### EXERCISE PROMPT
Write out the full set of records exactly. Any pictures in them do not belong in the copy.

### INFORMATION PROVIDED
▬▬▬▬▬▬▬▬▬▬
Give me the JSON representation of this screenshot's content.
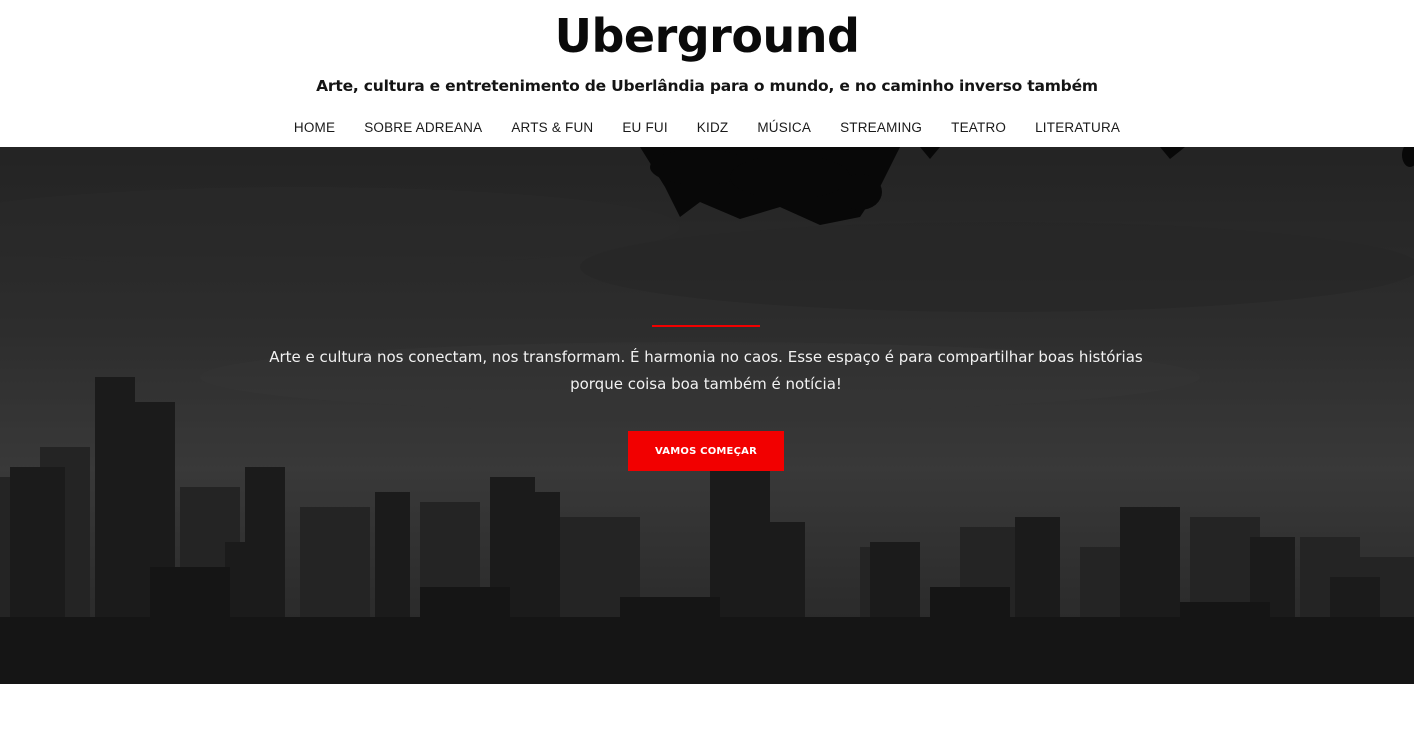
{
  "site": {
    "title": "Uberground",
    "tagline": "Arte, cultura e entretenimento de Uberlândia para o mundo, e no caminho inverso também"
  },
  "nav": {
    "items": [
      {
        "label": "HOME"
      },
      {
        "label": "SOBRE ADREANA"
      },
      {
        "label": "ARTS & FUN"
      },
      {
        "label": "EU FUI"
      },
      {
        "label": "KIDZ"
      },
      {
        "label": "MÚSICA"
      },
      {
        "label": "STREAMING"
      },
      {
        "label": "TEATRO"
      },
      {
        "label": "LITERATURA"
      }
    ]
  },
  "hero": {
    "text": "Arte e cultura nos conectam, nos transformam. É harmonia no caos. Esse espaço é para compartilhar boas histórias porque coisa boa também é notícia!",
    "cta_label": "VAMOS COMEÇAR",
    "background_image": "black-and-white city skyline with tree branches"
  },
  "colors": {
    "accent": "#f20000",
    "hero_text": "#f2f2f2",
    "header_bg": "#ffffff"
  }
}
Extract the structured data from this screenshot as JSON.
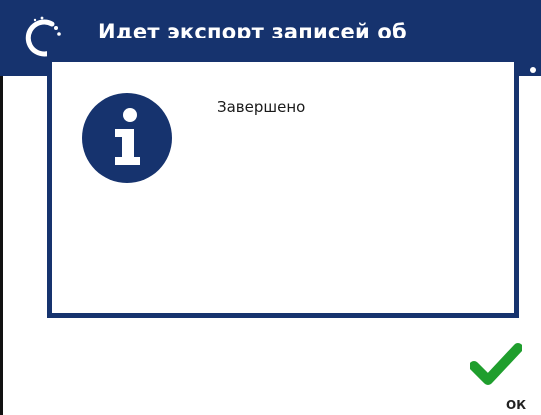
{
  "window": {
    "title": "Идет экспорт записей об"
  },
  "icons": {
    "busy": "busy-spinner-icon",
    "user": "user-icon",
    "info": "info-icon",
    "confirm": "checkmark-icon"
  },
  "dialog": {
    "message": "Завершено"
  },
  "actions": {
    "ok_label": "ОК"
  },
  "colors": {
    "brand": "#16336e",
    "confirm": "#1f9e2d",
    "background": "#ffffff"
  }
}
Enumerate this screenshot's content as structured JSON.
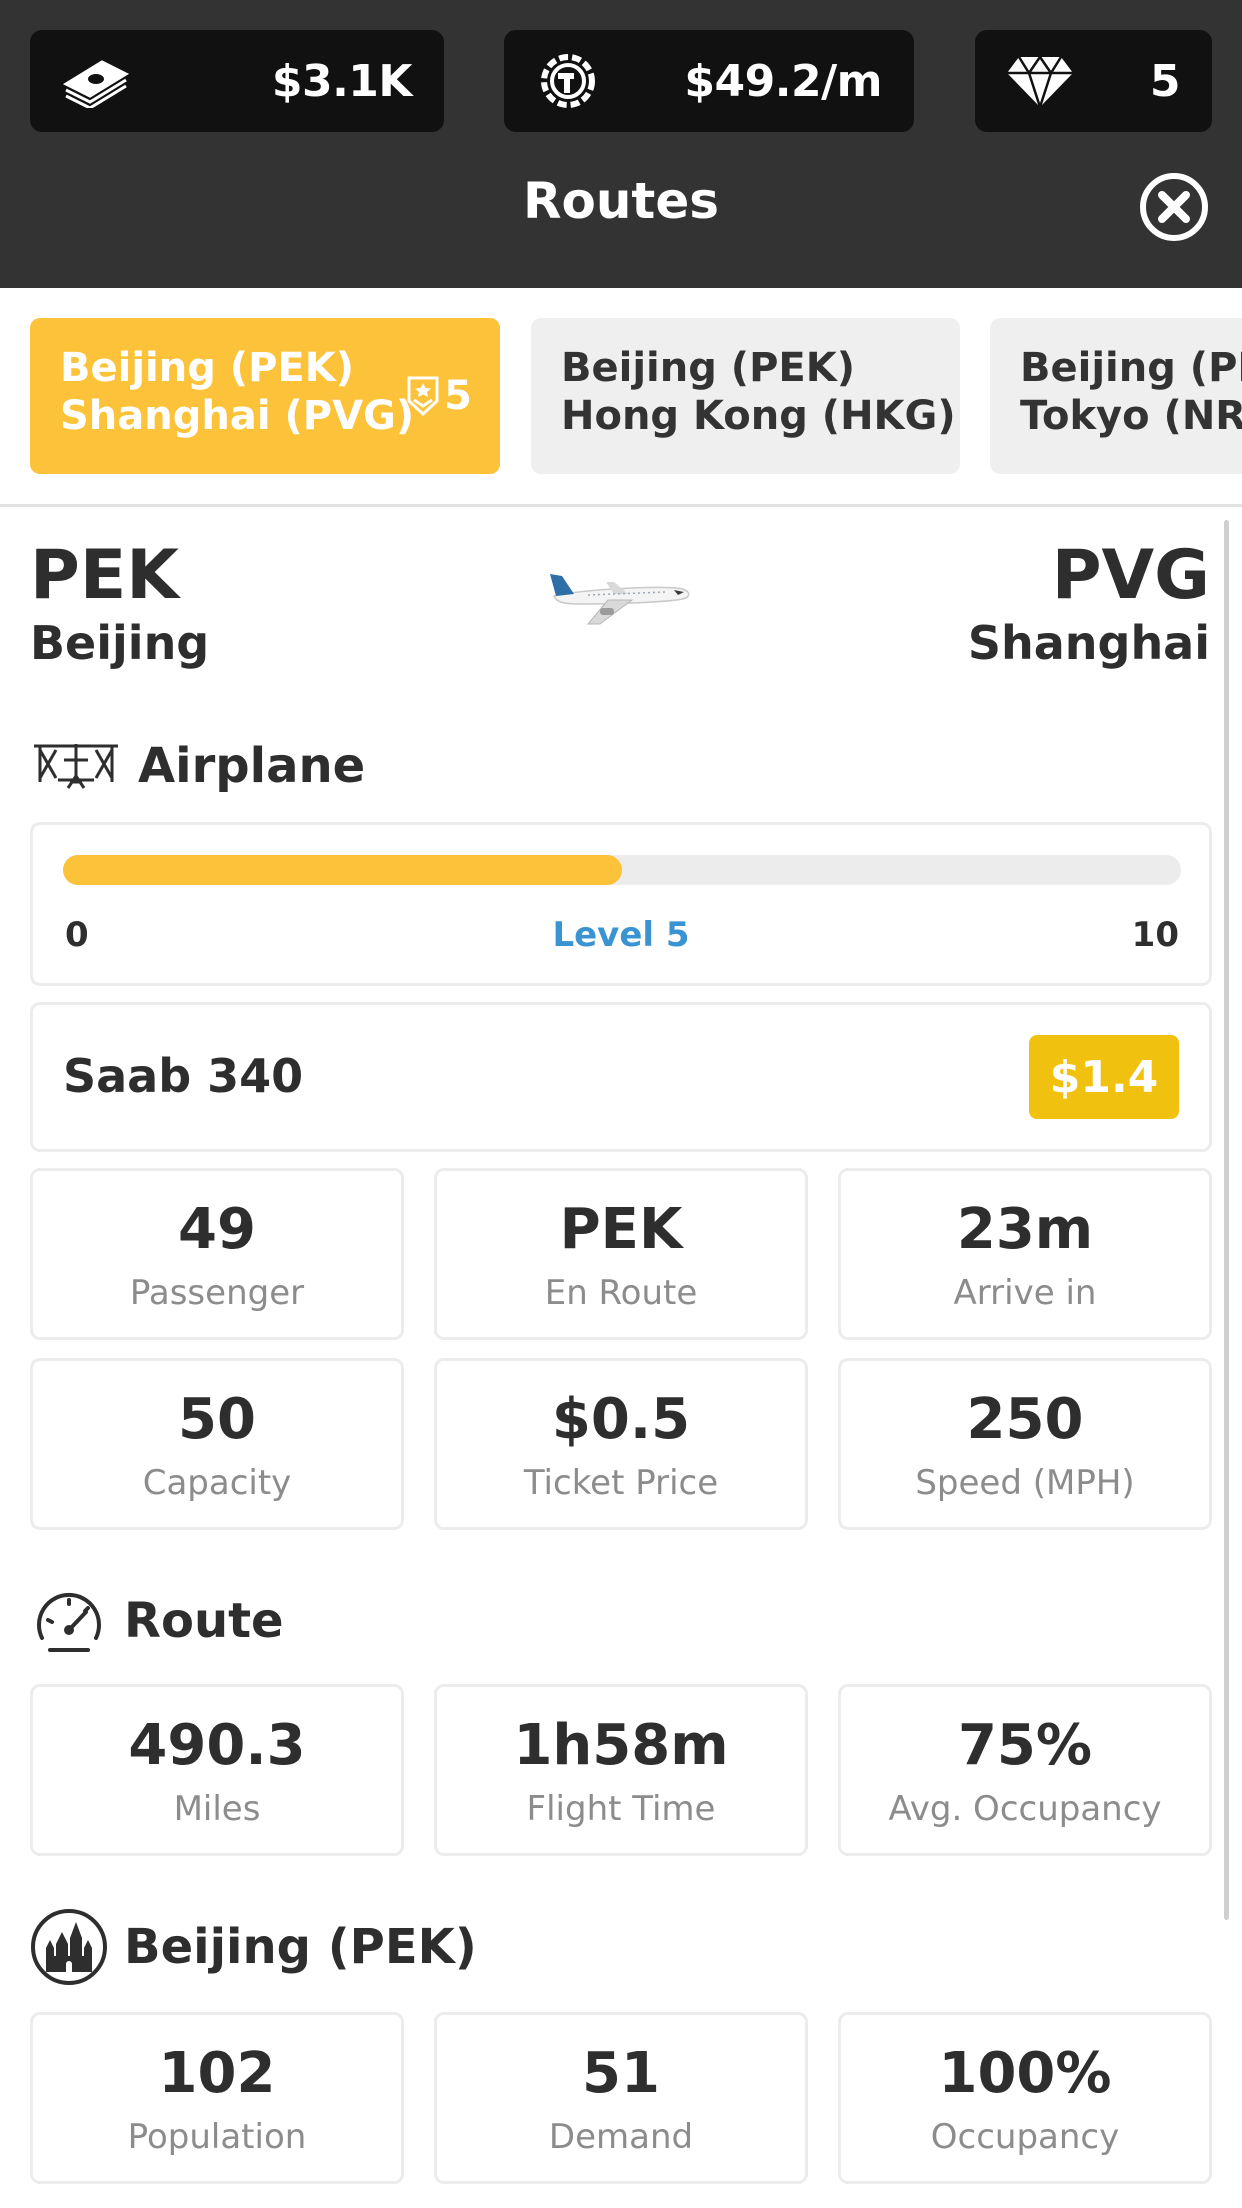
{
  "header": {
    "money": "$3.1K",
    "rate": "$49.2/m",
    "gems": "5",
    "title": "Routes",
    "icons": [
      "money-stack-icon",
      "gear-hammer-icon",
      "diamond-icon",
      "close-circle-icon"
    ]
  },
  "tabs": [
    {
      "line1": "Beijing (PEK)",
      "line2": "Shanghai (PVG)",
      "badge": "5",
      "active": true
    },
    {
      "line1": "Beijing (PEK)",
      "line2": "Hong Kong (HKG)",
      "active": false
    },
    {
      "line1": "Beijing (PEK)",
      "line2": "Tokyo (NRT)",
      "active": false
    }
  ],
  "route": {
    "from_code": "PEK",
    "from_city": "Beijing",
    "to_code": "PVG",
    "to_city": "Shanghai"
  },
  "airplane": {
    "section_title": "Airplane",
    "level_min": "0",
    "level_label": "Level 5",
    "level_max": "10",
    "level_fraction": 0.5,
    "model": "Saab 340",
    "upgrade_price": "$1.4",
    "stats": [
      {
        "value": "49",
        "label": "Passenger"
      },
      {
        "value": "PEK",
        "label": "En Route"
      },
      {
        "value": "23m",
        "label": "Arrive in"
      },
      {
        "value": "50",
        "label": "Capacity"
      },
      {
        "value": "$0.5",
        "label": "Ticket Price"
      },
      {
        "value": "250",
        "label": "Speed (MPH)"
      }
    ]
  },
  "route_stats": {
    "section_title": "Route",
    "stats": [
      {
        "value": "490.3",
        "label": "Miles"
      },
      {
        "value": "1h58m",
        "label": "Flight Time"
      },
      {
        "value": "75%",
        "label": "Avg. Occupancy"
      }
    ]
  },
  "origin_city": {
    "section_title": "Beijing (PEK)",
    "stats": [
      {
        "value": "102",
        "label": "Population"
      },
      {
        "value": "51",
        "label": "Demand"
      },
      {
        "value": "100%",
        "label": "Occupancy"
      }
    ]
  },
  "colors": {
    "accent": "#fcc23a",
    "level_text": "#3a94d2",
    "price_button": "#f0c20f",
    "header_bg": "#333333"
  }
}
▬▬▬▬▬▬▬▬▬▬
### WRITTEN ANSWER
Give me the JSON representation of this screenshot's content.
{
  "site": {
    "title": "Uberground",
    "tagline": "Arte, cultura e entretenimento de Uberlândia para o mundo, e no caminho inverso também"
  },
  "nav": {
    "items": [
      {
        "label": "HOME"
      },
      {
        "label": "SOBRE ADREANA"
      },
      {
        "label": "ARTS & FUN"
      },
      {
        "label": "EU FUI"
      },
      {
        "label": "KIDZ"
      },
      {
        "label": "MÚSICA"
      },
      {
        "label": "STREAMING"
      },
      {
        "label": "TEATRO"
      },
      {
        "label": "LITERATURA"
      }
    ]
  },
  "hero": {
    "text": "Arte e cultura nos conectam, nos transformam. É harmonia no caos. Esse espaço é para compartilhar boas histórias porque coisa boa também é notícia!",
    "cta_label": "VAMOS COMEÇAR",
    "background_image": "black-and-white city skyline with tree branches"
  },
  "colors": {
    "accent": "#f20000",
    "hero_text": "#f2f2f2",
    "header_bg": "#ffffff"
  }
}
Extract the structured data from this screenshot as JSON.
{
  "window": {
    "title": "Идет экспорт записей об"
  },
  "icons": {
    "busy": "busy-spinner-icon",
    "user": "user-icon",
    "info": "info-icon",
    "confirm": "checkmark-icon"
  },
  "dialog": {
    "message": "Завершено"
  },
  "actions": {
    "ok_label": "ОК"
  },
  "colors": {
    "brand": "#16336e",
    "confirm": "#1f9e2d",
    "background": "#ffffff"
  }
}
Enumerate this screenshot's content as structured JSON.
{
  "header": {
    "money": "$3.1K",
    "rate": "$49.2/m",
    "gems": "5",
    "title": "Routes",
    "icons": [
      "money-stack-icon",
      "gear-hammer-icon",
      "diamond-icon",
      "close-circle-icon"
    ]
  },
  "tabs": [
    {
      "line1": "Beijing (PEK)",
      "line2": "Shanghai (PVG)",
      "badge": "5",
      "active": true
    },
    {
      "line1": "Beijing (PEK)",
      "line2": "Hong Kong (HKG)",
      "active": false
    },
    {
      "line1": "Beijing (PEK)",
      "line2": "Tokyo (NRT)",
      "active": false
    }
  ],
  "route": {
    "from_code": "PEK",
    "from_city": "Beijing",
    "to_code": "PVG",
    "to_city": "Shanghai"
  },
  "airplane": {
    "section_title": "Airplane",
    "level_min": "0",
    "level_label": "Level 5",
    "level_max": "10",
    "level_fraction": 0.5,
    "model": "Saab 340",
    "upgrade_price": "$1.4",
    "stats": [
      {
        "value": "49",
        "label": "Passenger"
      },
      {
        "value": "PEK",
        "label": "En Route"
      },
      {
        "value": "23m",
        "label": "Arrive in"
      },
      {
        "value": "50",
        "label": "Capacity"
      },
      {
        "value": "$0.5",
        "label": "Ticket Price"
      },
      {
        "value": "250",
        "label": "Speed (MPH)"
      }
    ]
  },
  "route_stats": {
    "section_title": "Route",
    "stats": [
      {
        "value": "490.3",
        "label": "Miles"
      },
      {
        "value": "1h58m",
        "label": "Flight Time"
      },
      {
        "value": "75%",
        "label": "Avg. Occupancy"
      }
    ]
  },
  "origin_city": {
    "section_title": "Beijing (PEK)",
    "stats": [
      {
        "value": "102",
        "label": "Population"
      },
      {
        "value": "51",
        "label": "Demand"
      },
      {
        "value": "100%",
        "label": "Occupancy"
      }
    ]
  },
  "colors": {
    "accent": "#fcc23a",
    "level_text": "#3a94d2",
    "price_button": "#f0c20f",
    "header_bg": "#333333"
  }
}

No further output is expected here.